■ **THE TASKS**
**1)** Could you write out the DMOVRP passage word for word, from "Studying DMOVRP is" to "classical VRP constructs."?
**2)** Could you repeat verbatim the lines of the rows from the line with "what elements are" to the line with "footer bar <box>20 850 620 884</box>"?

■ **TEXT**
____

Studying DMOVRP is further motivated by its strong relevance to real-world applications, particularly in modern logistics. While prior research has extensively modeled mobile robots for automating repetitive and physically demanding tasks in VRP frameworks (e.g., N. Vimal Kumar et al. [4]), DMOVRP offers a broader methodological framework and enhanced robustness for addressing contemporary logistics challenges. Given the shared mathematical foundations between both problem classes—characterized by vehicles departing from and returning to a central depot, servicing customer demands under time constraints, and optimizing multiple objectives subject to capacity limitations—this study follows the methodology established by Pouya Baniasadi et al. [5] by developing algorithms that reformulate complex logistics scenarios into classical VRP constructs.

____

■ **RECORD EXTRACTS**
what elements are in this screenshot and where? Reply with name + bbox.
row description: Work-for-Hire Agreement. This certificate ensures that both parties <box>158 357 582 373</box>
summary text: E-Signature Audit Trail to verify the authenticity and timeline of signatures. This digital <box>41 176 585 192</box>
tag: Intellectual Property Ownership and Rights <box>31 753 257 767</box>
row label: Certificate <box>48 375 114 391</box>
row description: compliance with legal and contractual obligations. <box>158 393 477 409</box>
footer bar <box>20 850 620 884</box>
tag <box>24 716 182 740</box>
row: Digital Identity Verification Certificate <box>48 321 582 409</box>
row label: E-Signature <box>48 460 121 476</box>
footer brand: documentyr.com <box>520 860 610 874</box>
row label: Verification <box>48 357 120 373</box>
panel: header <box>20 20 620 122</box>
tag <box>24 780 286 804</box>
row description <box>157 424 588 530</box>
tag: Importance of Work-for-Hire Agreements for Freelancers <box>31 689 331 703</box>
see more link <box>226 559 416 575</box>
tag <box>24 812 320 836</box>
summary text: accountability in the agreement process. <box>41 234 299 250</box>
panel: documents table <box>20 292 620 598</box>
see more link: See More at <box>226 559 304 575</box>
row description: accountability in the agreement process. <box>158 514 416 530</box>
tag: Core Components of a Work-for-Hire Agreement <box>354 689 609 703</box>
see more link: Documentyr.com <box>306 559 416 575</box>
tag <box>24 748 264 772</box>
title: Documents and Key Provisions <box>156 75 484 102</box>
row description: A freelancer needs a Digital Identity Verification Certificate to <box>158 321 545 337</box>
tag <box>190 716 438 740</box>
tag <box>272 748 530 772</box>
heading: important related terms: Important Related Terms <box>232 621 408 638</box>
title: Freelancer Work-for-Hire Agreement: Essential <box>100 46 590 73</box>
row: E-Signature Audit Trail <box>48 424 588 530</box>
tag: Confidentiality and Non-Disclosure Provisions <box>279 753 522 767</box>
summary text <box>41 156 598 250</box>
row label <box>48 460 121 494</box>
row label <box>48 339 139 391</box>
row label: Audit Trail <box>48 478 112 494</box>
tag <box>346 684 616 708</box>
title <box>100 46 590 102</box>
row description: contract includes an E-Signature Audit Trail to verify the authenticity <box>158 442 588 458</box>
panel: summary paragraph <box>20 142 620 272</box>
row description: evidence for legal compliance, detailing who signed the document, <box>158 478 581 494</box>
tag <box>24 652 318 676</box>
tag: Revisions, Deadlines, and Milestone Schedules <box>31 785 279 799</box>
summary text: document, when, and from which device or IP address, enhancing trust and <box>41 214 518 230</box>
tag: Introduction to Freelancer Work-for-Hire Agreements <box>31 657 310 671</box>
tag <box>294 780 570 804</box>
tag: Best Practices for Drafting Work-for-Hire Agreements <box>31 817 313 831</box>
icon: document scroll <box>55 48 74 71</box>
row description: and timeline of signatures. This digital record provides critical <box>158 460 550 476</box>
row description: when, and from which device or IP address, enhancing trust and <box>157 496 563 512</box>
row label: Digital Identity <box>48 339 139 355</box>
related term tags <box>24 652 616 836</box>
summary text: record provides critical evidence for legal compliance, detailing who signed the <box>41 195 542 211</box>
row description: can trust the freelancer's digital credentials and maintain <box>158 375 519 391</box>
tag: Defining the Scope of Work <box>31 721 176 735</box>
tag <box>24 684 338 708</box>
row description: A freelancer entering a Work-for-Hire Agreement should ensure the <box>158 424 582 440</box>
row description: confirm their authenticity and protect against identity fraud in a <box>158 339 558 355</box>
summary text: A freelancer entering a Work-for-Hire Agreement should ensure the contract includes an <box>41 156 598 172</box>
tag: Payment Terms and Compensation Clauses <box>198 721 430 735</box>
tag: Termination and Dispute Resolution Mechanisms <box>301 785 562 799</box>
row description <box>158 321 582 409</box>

____

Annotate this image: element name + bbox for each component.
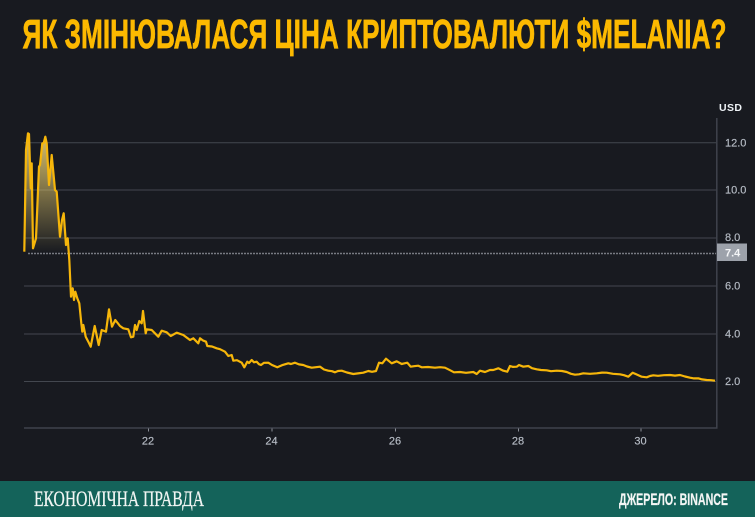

____

■ **SOLVED PROBLEMS**
**1)**
Studying DMOVRP is further motivated by its strong relevance to real-world applications, particularly in modern logistics. While prior research has extensively modeled mobile robots for automating repetitive and physically demanding tasks in VRP frameworks (e.g., N. Vimal Kumar et al. [4]), DMOVRP offers a broader methodological framework and enhanced robustness for addressing contemporary logistics challenges. Given the shared mathematical foundations between both problem classes—characterized by vehicles departing from and returning to a central depot, servicing customer demands under time constraints, and optimizing multiple objectives subject to capacity limitations—this study follows the methodology established by Pouya Baniasadi et al. [5] by developing algorithms that reformulate complex logistics scenarios into classical VRP constructs.

**2)**
what elements are in this screenshot and where? Reply with name + bbox.
row description: Work-for-Hire Agreement. This certificate ensures that both parties <box>158 357 582 373</box>
summary text: E-Signature Audit Trail to verify the authenticity and timeline of signatures. This digital <box>41 176 585 192</box>
tag: Intellectual Property Ownership and Rights <box>31 753 257 767</box>
row label: Certificate <box>48 375 114 391</box>
row description: compliance with legal and contractual obligations. <box>158 393 477 409</box>
footer bar <box>20 850 620 884</box>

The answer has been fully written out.